## What you will do
Reproduce the paragraph on basalt residues, beginning at the words "Today, environmental codes" and stopping after "red ceramic formulations.", and substitute "basalt quarry dust" for "basaltic filler waste".

## Quoted passage
========================================

Today, environmental codes restrict the emission of particulate matters 16), (17, which results in these residues being collected by plant filters and being used as an addition to Portland cement 18), (19. However, some minerals such as basalt do not have industrial application on a large scale, causing a significant issue of environmental management 20. Vieira et al.10 describe alkaline oxides fluxes effects, mainly Na2O, K2O, Fe2O3, CaO and MgO, which play an important role during firing, reducing the refractory material and promoting liquid phase formation. A number of studies has been developed in order to provide proper destination to such residues such as raw material for Portland cement clinker 21)-(23 and mineral admixture to cement based compounds 20), (24)-(26. Therefore, this paper aims to study the use of basaltic filler waste as a raw material for red ceramic formulations.

========================================

## Data for review
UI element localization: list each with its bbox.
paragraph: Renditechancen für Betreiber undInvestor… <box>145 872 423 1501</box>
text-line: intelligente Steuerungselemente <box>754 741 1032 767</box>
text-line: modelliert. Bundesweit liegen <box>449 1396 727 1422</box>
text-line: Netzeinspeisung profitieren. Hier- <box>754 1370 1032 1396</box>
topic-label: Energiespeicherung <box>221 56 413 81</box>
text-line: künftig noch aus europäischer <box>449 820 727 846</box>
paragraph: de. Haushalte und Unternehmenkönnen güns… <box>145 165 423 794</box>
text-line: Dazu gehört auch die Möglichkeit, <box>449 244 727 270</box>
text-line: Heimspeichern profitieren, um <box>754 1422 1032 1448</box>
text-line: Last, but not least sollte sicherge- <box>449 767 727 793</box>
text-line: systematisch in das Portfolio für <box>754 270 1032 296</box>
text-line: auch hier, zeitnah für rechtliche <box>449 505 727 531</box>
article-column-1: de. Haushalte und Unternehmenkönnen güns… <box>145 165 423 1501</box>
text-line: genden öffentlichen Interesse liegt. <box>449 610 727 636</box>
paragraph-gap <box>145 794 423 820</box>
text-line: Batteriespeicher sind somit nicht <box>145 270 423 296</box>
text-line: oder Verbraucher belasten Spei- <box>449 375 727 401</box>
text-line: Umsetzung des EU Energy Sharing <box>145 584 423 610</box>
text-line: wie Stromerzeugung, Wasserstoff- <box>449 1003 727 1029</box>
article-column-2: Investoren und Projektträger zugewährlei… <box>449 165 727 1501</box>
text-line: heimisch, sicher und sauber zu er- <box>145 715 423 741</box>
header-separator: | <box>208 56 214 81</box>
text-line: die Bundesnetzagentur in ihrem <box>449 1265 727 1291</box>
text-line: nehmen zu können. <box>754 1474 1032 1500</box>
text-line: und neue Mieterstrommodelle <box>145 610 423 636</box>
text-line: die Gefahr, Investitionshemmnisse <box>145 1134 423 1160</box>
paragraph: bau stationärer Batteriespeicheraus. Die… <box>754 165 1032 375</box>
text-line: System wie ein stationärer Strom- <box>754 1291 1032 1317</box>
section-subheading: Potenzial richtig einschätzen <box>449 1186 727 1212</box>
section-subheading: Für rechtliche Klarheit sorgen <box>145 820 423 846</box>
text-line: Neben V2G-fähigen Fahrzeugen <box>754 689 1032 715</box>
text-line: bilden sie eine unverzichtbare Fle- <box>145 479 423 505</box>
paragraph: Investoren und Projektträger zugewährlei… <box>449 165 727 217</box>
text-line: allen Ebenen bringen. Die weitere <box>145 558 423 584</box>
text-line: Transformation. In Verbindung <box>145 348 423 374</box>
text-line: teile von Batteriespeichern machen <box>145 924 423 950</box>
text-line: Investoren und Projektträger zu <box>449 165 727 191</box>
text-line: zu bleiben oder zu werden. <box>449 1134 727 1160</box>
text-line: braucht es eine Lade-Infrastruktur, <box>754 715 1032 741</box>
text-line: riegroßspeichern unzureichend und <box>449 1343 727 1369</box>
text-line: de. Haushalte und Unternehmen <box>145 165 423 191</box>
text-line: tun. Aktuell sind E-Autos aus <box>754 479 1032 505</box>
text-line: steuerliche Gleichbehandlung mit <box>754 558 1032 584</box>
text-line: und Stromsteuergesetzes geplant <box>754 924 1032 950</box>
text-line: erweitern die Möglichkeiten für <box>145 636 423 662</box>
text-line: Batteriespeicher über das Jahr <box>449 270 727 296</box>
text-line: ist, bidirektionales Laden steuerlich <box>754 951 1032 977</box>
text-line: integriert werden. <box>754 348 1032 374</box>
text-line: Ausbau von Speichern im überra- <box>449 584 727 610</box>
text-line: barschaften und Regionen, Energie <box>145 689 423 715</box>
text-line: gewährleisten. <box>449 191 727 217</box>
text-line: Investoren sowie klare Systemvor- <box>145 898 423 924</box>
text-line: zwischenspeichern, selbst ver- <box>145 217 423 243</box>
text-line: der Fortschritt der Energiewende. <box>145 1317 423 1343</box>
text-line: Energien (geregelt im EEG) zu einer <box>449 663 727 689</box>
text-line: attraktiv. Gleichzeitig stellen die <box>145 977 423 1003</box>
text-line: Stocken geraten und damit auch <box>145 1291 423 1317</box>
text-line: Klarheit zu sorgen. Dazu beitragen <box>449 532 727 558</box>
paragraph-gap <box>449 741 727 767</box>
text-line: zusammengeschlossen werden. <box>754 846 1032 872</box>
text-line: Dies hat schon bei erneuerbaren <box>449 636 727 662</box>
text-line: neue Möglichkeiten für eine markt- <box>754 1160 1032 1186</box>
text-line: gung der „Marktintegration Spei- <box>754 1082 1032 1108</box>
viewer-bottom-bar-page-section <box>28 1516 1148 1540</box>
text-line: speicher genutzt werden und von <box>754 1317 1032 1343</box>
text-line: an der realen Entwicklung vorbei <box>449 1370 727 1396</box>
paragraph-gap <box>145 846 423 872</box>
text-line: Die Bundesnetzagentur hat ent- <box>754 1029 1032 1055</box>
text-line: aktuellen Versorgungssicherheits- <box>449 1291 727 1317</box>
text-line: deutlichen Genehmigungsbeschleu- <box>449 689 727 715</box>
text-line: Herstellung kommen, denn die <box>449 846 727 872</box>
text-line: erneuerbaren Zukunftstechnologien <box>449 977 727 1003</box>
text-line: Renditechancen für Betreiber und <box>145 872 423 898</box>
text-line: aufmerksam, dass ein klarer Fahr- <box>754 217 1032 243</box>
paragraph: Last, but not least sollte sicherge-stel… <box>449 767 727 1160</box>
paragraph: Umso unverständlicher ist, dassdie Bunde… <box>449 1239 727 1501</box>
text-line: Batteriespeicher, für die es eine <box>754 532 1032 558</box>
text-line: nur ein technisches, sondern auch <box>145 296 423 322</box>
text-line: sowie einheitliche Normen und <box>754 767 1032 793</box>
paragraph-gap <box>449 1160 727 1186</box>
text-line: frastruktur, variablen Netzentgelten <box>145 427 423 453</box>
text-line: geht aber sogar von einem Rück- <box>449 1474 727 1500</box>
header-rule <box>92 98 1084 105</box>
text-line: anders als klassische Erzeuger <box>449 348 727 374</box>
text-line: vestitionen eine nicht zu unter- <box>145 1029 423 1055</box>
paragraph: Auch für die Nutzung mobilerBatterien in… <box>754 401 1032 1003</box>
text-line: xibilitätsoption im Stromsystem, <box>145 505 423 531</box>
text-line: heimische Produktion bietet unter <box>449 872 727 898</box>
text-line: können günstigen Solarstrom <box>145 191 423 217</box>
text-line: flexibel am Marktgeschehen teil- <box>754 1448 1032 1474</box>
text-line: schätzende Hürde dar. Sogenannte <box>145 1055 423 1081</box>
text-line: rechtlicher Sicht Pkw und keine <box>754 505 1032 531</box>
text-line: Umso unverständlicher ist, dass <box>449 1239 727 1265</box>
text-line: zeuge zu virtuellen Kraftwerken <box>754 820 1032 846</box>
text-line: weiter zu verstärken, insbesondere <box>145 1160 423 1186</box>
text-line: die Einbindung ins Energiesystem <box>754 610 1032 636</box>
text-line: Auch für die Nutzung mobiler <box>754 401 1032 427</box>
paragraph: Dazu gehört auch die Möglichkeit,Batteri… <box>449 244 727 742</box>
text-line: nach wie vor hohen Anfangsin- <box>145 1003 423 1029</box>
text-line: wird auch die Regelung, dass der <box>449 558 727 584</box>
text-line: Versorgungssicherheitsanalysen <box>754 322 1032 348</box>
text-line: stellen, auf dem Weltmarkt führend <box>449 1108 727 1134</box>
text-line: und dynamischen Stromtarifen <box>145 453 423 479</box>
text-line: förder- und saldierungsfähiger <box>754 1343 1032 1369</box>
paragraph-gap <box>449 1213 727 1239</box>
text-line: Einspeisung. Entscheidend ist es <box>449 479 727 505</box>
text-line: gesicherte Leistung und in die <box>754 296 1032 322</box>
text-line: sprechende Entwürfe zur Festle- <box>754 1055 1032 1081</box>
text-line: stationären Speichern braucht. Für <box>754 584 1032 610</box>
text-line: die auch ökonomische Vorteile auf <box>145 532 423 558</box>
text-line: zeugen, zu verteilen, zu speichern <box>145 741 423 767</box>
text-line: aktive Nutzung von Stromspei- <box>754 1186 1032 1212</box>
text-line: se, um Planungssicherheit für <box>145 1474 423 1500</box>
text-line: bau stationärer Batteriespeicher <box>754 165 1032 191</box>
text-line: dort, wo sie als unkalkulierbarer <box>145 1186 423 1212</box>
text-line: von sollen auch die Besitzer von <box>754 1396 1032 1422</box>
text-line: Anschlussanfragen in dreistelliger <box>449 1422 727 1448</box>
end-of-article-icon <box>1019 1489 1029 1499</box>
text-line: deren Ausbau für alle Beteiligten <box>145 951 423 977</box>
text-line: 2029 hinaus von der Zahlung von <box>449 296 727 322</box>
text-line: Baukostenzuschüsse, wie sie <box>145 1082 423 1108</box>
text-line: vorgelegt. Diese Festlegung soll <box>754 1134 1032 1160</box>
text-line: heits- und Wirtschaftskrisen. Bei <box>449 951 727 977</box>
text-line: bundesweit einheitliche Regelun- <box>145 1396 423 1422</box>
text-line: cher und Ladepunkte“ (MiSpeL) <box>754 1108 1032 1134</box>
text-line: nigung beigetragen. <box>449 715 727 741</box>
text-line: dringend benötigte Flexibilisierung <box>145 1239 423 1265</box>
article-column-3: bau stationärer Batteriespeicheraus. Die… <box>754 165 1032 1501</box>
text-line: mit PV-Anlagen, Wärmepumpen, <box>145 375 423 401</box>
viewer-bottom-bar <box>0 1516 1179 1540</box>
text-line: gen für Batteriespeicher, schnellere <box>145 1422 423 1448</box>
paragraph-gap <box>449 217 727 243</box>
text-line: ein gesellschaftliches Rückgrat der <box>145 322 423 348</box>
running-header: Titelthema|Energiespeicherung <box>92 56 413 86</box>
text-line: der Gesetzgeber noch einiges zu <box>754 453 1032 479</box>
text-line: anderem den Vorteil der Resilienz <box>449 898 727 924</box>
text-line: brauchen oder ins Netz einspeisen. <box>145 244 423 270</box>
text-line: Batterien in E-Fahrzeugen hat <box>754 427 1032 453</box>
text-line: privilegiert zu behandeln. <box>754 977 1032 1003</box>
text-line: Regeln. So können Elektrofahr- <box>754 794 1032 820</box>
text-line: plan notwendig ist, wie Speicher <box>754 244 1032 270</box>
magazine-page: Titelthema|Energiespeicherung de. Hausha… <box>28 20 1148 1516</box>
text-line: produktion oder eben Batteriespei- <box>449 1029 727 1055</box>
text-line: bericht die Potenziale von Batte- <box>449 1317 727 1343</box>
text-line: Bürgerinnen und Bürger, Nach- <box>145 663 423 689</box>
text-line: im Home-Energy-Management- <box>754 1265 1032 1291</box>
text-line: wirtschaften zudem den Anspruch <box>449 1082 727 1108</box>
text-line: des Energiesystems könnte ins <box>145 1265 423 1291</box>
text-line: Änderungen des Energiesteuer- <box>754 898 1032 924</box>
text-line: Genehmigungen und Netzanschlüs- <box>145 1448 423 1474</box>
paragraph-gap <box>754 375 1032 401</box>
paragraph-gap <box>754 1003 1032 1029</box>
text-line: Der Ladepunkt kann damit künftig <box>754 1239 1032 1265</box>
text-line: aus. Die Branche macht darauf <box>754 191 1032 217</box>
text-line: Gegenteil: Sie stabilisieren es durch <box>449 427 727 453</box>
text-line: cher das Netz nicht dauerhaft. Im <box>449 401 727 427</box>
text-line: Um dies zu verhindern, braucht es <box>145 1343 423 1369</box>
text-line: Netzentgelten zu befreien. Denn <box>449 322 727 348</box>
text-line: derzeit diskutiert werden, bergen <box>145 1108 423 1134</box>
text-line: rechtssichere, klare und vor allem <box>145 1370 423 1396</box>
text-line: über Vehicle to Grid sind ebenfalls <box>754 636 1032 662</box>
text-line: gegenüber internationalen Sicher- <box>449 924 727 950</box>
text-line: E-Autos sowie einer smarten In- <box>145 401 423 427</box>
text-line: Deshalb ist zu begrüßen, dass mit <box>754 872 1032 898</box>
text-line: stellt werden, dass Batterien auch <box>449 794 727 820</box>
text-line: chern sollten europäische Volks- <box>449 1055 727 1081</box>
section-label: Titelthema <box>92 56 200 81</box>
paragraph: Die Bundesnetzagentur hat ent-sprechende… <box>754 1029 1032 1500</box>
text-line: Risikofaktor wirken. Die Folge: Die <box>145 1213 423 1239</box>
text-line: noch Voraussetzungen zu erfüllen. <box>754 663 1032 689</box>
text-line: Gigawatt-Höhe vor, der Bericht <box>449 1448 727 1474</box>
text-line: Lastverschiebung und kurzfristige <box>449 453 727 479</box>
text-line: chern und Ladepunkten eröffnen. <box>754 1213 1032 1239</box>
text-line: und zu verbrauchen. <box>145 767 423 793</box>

========================================

## Final answer
Today, environmental codes restrict the emission of particulate matters 16), (17, which results in these residues being collected by plant filters and being used as an addition to Portland cement 18), (19. However, some minerals such as basalt do not have industrial application on a large scale, causing a significant issue of environmental management 20. Vieira et al.10 describe alkaline oxides fluxes effects, mainly Na2O, K2O, Fe2O3, CaO and MgO, which play an important role during firing, reducing the refractory material and promoting liquid phase formation. A number of studies has been developed in order to provide proper destination to such residues such as raw material for Portland cement clinker 21)-(23 and mineral admixture to cement based compounds 20), (24)-(26. Therefore, this paper aims to study the use of basalt quarry dust as a raw material for red ceramic formulations.